[Work required]: Go through the listing and pick out each line with the word "technical" in it.

#### Data entries

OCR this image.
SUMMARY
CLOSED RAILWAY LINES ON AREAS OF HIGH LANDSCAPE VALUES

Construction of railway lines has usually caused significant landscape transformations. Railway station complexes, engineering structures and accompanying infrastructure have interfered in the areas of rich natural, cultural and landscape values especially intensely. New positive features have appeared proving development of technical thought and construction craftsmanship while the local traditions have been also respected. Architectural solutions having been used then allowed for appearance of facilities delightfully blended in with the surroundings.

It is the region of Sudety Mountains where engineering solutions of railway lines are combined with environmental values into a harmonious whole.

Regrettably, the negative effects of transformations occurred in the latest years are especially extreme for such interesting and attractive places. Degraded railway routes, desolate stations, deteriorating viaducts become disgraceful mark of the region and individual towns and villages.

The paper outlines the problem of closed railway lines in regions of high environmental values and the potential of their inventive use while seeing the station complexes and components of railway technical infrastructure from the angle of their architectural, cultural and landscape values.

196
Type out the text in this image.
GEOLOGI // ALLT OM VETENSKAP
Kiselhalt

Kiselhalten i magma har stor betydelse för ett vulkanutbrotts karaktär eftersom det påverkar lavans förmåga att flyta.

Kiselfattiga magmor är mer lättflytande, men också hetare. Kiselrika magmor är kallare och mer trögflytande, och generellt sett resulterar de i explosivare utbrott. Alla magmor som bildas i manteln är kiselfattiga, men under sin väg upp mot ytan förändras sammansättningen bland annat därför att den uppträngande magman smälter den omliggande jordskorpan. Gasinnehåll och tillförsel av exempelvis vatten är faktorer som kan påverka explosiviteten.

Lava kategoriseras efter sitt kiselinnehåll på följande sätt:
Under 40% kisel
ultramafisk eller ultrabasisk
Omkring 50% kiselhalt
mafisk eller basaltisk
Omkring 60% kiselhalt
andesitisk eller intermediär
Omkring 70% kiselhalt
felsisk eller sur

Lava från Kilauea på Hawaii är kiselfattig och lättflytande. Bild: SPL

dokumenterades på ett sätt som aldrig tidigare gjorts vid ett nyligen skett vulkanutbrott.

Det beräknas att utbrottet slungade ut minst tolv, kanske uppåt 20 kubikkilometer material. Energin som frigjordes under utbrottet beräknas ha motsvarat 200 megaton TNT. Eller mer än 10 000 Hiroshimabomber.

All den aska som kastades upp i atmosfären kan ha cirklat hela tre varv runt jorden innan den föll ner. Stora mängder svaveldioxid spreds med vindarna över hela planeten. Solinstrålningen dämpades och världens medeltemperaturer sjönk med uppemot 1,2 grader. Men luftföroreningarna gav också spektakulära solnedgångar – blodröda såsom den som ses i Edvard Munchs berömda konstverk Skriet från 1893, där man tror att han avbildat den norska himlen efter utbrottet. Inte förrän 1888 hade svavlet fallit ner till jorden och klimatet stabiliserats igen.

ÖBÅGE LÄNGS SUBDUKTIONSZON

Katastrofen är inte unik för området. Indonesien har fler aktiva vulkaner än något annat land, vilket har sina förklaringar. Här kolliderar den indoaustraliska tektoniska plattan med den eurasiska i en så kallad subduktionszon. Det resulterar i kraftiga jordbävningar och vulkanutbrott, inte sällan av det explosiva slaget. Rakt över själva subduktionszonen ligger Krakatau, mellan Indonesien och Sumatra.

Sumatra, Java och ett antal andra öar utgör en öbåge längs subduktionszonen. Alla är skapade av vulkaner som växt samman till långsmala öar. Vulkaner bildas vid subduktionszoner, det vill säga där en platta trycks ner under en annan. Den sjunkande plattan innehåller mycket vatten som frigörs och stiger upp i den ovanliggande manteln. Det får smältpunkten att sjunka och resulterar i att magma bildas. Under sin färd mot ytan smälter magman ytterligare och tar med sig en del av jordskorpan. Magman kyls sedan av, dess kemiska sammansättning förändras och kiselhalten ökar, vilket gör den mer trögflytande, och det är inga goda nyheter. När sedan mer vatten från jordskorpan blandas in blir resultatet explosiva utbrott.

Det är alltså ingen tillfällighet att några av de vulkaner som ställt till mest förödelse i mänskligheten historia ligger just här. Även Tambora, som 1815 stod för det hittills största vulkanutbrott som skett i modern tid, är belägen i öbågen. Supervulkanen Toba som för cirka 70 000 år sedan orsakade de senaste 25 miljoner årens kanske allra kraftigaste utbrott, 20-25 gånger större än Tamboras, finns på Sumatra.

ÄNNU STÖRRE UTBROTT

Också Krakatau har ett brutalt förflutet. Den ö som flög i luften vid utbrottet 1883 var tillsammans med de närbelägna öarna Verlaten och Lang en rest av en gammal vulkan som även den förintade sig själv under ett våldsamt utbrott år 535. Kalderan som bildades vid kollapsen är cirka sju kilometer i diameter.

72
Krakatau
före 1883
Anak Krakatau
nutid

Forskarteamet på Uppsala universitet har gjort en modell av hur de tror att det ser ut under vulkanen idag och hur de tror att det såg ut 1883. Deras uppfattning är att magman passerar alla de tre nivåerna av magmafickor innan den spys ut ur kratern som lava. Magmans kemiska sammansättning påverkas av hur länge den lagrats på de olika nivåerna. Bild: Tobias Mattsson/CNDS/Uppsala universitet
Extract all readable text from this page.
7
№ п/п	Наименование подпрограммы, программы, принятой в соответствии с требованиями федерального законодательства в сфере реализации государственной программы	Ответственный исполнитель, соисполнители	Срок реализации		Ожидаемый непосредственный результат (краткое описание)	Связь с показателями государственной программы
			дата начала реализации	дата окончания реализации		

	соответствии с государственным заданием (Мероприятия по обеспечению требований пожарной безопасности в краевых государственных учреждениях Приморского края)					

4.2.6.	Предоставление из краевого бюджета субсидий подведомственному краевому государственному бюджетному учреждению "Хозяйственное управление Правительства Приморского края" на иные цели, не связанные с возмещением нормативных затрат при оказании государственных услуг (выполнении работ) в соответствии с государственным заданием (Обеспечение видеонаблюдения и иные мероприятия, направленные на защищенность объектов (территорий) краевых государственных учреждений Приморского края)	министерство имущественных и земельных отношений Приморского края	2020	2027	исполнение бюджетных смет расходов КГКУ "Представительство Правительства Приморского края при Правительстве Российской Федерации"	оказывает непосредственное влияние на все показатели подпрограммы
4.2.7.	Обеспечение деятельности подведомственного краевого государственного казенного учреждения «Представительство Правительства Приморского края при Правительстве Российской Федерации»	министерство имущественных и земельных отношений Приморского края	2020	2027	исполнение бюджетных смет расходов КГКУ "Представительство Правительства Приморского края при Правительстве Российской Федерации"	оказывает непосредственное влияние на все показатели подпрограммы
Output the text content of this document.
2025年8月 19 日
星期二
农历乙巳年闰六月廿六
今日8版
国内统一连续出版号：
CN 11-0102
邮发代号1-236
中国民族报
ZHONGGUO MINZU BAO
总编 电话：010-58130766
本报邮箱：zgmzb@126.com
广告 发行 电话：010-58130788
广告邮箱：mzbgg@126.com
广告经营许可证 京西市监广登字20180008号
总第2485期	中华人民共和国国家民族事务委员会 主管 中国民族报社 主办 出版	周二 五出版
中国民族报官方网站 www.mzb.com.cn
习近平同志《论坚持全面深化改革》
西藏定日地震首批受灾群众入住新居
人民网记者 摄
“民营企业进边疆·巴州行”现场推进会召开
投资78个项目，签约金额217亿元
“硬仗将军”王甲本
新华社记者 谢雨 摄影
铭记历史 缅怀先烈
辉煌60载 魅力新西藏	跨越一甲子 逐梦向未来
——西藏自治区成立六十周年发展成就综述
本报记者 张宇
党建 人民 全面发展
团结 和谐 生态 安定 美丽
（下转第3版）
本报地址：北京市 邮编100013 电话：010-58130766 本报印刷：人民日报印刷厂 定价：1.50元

########

[Task answer]:
Construction of railway lines has usually caused significant landscape transformations. Railway station complexes, engineering structures and accompanying infrastructure have interfered in the areas of rich natural, cultural and landscape values especially intensely. New positive features have appeared proving development of technical thought and construction craftsmanship while the local traditions have been also respected. Architectural solutions having been used then allowed for appearance of facilities delightfully blended in with the surroundings.
The paper outlines the problem of closed railway lines in regions of high environmental values and the potential of their inventive use while seeing the station complexes and components of railway technical infrastructure from the angle of their architectural, cultural and landscape values.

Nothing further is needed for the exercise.